Aim of the exercise » Keep the wording of each record exactly the same when you repeat it, and leave out pictures.

#### Entries

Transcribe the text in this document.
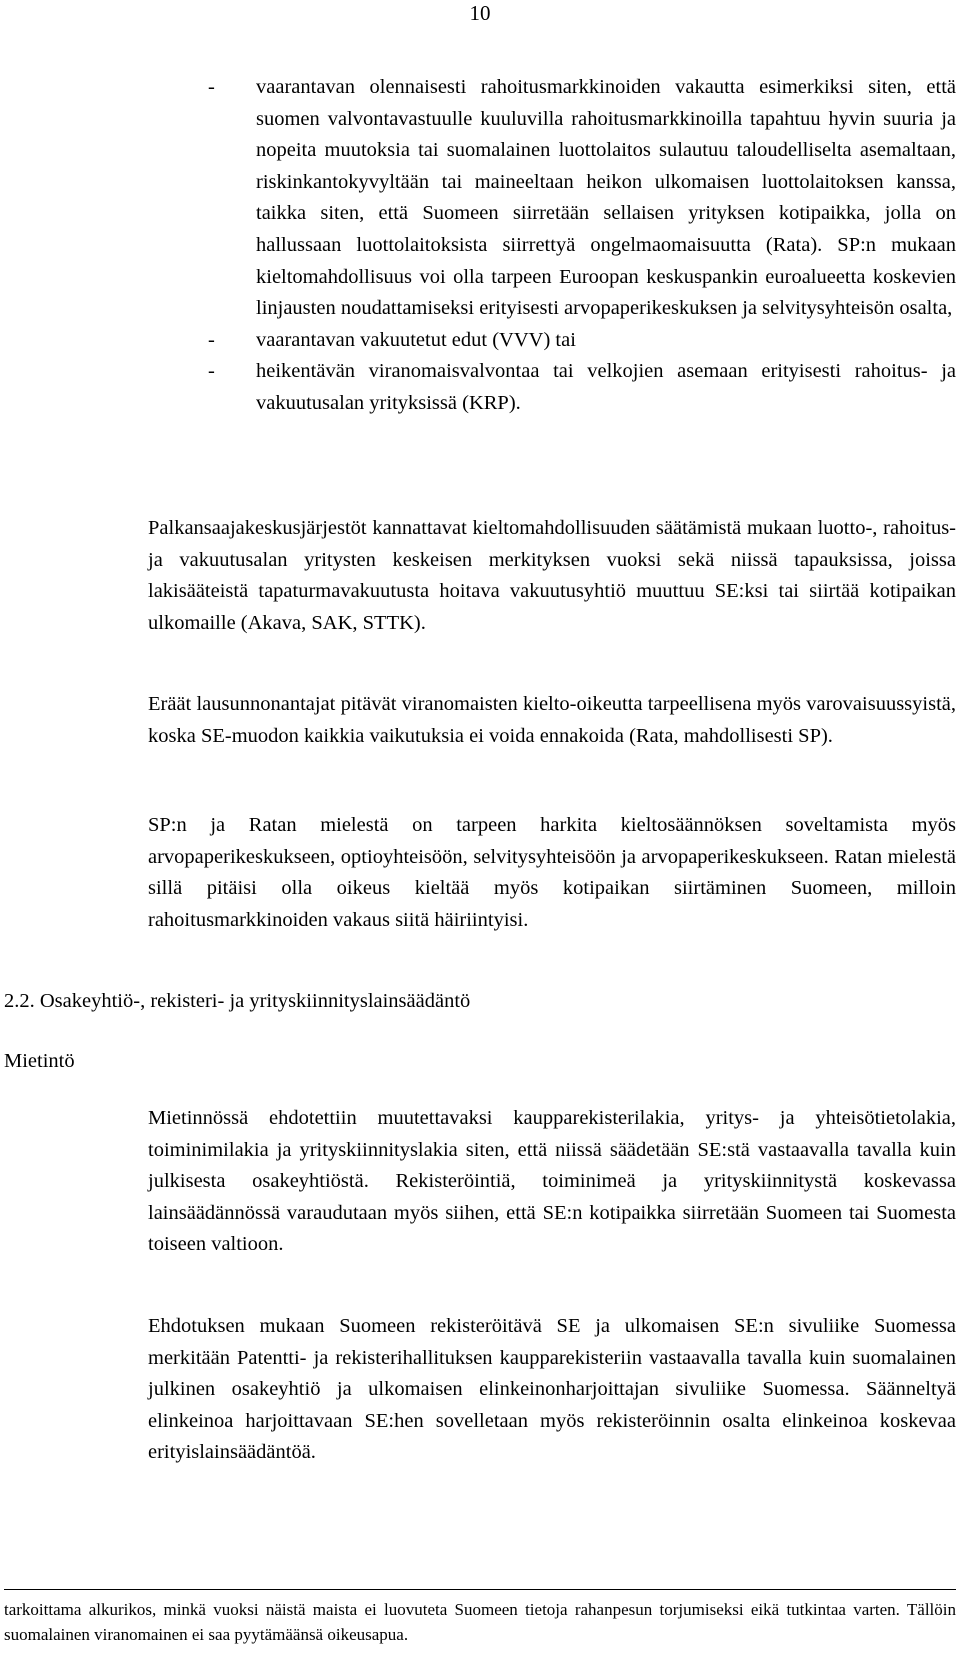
10
- vaarantavan olennaisesti rahoitusmarkkinoiden vakautta esimerkiksi siten, että suomen valvontavastuulle kuuluvilla rahoitusmarkkinoilla tapahtuu hyvin suuria ja nopeita muutoksia tai suomalainen luottolaitos sulautuu taloudelliselta asemaltaan, riskinkantokyvyltään tai maineeltaan heikon ulkomaisen luottolaitoksen kanssa, taikka siten, että Suomeen siirretään sellaisen yrityksen kotipaikka, jolla on hallussaan luottolaitoksista siirrettyä ongelmaomaisuutta (Rata). SP:n mukaan kieltomahdollisuus voi olla tarpeen Euroopan keskuspankin euroalueetta koskevien linjausten noudattamiseksi erityisesti arvopaperikeskuksen ja selvitysyhteisön osalta,
- vaarantavan vakuutetut edut (VVV) tai
- heikentävän viranomaisvalvontaa tai velkojien asemaan erityisesti rahoitus- ja vakuutusalan yrityksissä (KRP).

Palkansaajakeskusjärjestöt kannattavat kieltomahdollisuuden säätämistä mukaan luotto-, rahoitus- ja vakuutusalan yritysten keskeisen merkityksen vuoksi sekä niissä tapauksissa, joissa lakisääteistä tapaturmavakuutusta hoitava vakuutusyhtiö muuttuu SE:ksi tai siirtää kotipaikan ulkomaille (Akava, SAK, STTK).

Eräät lausunnonantajat pitävät viranomaisten kielto-oikeutta tarpeellisena myös varovaisuussyistä, koska SE-muodon kaikkia vaikutuksia ei voida ennakoida (Rata, mahdollisesti SP).

SP:n ja Ratan mielestä on tarpeen harkita kieltosäännöksen soveltamista myös arvopaperikeskukseen, optioyhteisöön, selvitysyhteisöön ja arvopaperikeskukseen. Ratan mielestä sillä pitäisi olla oikeus kieltää myös kotipaikan siirtäminen Suomeen, milloin rahoitusmarkkinoiden vakaus siitä häiriintyisi.

2.2. Osakeyhtiö-, rekisteri- ja yrityskiinnityslainsäädäntö
Mietintö

Mietinnössä ehdotettiin muutettavaksi kaupparekisterilakia, yritys- ja yhteisötietolakia, toiminimilakia ja yrityskiinnityslakia siten, että niissä säädetään SE:stä vastaavalla tavalla kuin julkisesta osakeyhtiöstä. Rekisteröintiä, toiminimeä ja yrityskiinnitystä koskevassa lainsäädännössä varaudutaan myös siihen, että SE:n kotipaikka siirretään Suomeen tai Suomesta toiseen valtioon.

Ehdotuksen mukaan Suomeen rekisteröitävä SE ja ulkomaisen SE:n sivuliike Suomessa merkitään Patentti- ja rekisterihallituksen kaupparekisteriin vastaavalla tavalla kuin suomalainen julkinen osakeyhtiö ja ulkomaisen elinkeinonharjoittajan sivuliike Suomessa. Säänneltyä elinkeinoa harjoittavaan SE:hen sovelletaan myös rekisteröinnin osalta elinkeinoa koskevaa erityislainsäädäntöä.

tarkoittama alkurikos, minkä vuoksi näistä maista ei luovuteta Suomeen tietoja rahanpesun torjumiseksi eikä tutkintaa varten. Tällöin suomalainen viranomainen ei saa pyytämäänsä oikeusapua.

########

Exercise answer »
Transcribe the text in this document.
10
- vaarantavan olennaisesti rahoitusmarkkinoiden vakautta esimerkiksi siten, että suomen valvontavastuulle kuuluvilla rahoitusmarkkinoilla tapahtuu hyvin suuria ja nopeita muutoksia tai suomalainen luottolaitos sulautuu taloudelliselta asemaltaan, riskinkantokyvyltään tai maineeltaan heikon ulkomaisen luottolaitoksen kanssa, taikka siten, että Suomeen siirretään sellaisen yrityksen kotipaikka, jolla on hallussaan luottolaitoksista siirrettyä ongelmaomaisuutta (Rata). SP:n mukaan kieltomahdollisuus voi olla tarpeen Euroopan keskuspankin euroalueetta koskevien linjausten noudattamiseksi erityisesti arvopaperikeskuksen ja selvitysyhteisön osalta,
- vaarantavan vakuutetut edut (VVV) tai
- heikentävän viranomaisvalvontaa tai velkojien asemaan erityisesti rahoitus- ja vakuutusalan yrityksissä (KRP).

Palkansaajakeskusjärjestöt kannattavat kieltomahdollisuuden säätämistä mukaan luotto-, rahoitus- ja vakuutusalan yritysten keskeisen merkityksen vuoksi sekä niissä tapauksissa, joissa lakisääteistä tapaturmavakuutusta hoitava vakuutusyhtiö muuttuu SE:ksi tai siirtää kotipaikan ulkomaille (Akava, SAK, STTK).

Eräät lausunnonantajat pitävät viranomaisten kielto-oikeutta tarpeellisena myös varovaisuussyistä, koska SE-muodon kaikkia vaikutuksia ei voida ennakoida (Rata, mahdollisesti SP).

SP:n ja Ratan mielestä on tarpeen harkita kieltosäännöksen soveltamista myös arvopaperikeskukseen, optioyhteisöön, selvitysyhteisöön ja arvopaperikeskukseen. Ratan mielestä sillä pitäisi olla oikeus kieltää myös kotipaikan siirtäminen Suomeen, milloin rahoitusmarkkinoiden vakaus siitä häiriintyisi.

2.2. Osakeyhtiö-, rekisteri- ja yrityskiinnityslainsäädäntö
Mietintö

Mietinnössä ehdotettiin muutettavaksi kaupparekisterilakia, yritys- ja yhteisötietolakia, toiminimilakia ja yrityskiinnityslakia siten, että niissä säädetään SE:stä vastaavalla tavalla kuin julkisesta osakeyhtiöstä. Rekisteröintiä, toiminimeä ja yrityskiinnitystä koskevassa lainsäädännössä varaudutaan myös siihen, että SE:n kotipaikka siirretään Suomeen tai Suomesta toiseen valtioon.

Ehdotuksen mukaan Suomeen rekisteröitävä SE ja ulkomaisen SE:n sivuliike Suomessa merkitään Patentti- ja rekisterihallituksen kaupparekisteriin vastaavalla tavalla kuin suomalainen julkinen osakeyhtiö ja ulkomaisen elinkeinonharjoittajan sivuliike Suomessa. Säänneltyä elinkeinoa harjoittavaan SE:hen sovelletaan myös rekisteröinnin osalta elinkeinoa koskevaa erityislainsäädäntöä.

tarkoittama alkurikos, minkä vuoksi näistä maista ei luovuteta Suomeen tietoja rahanpesun torjumiseksi eikä tutkintaa varten. Tällöin suomalainen viranomainen ei saa pyytämäänsä oikeusapua.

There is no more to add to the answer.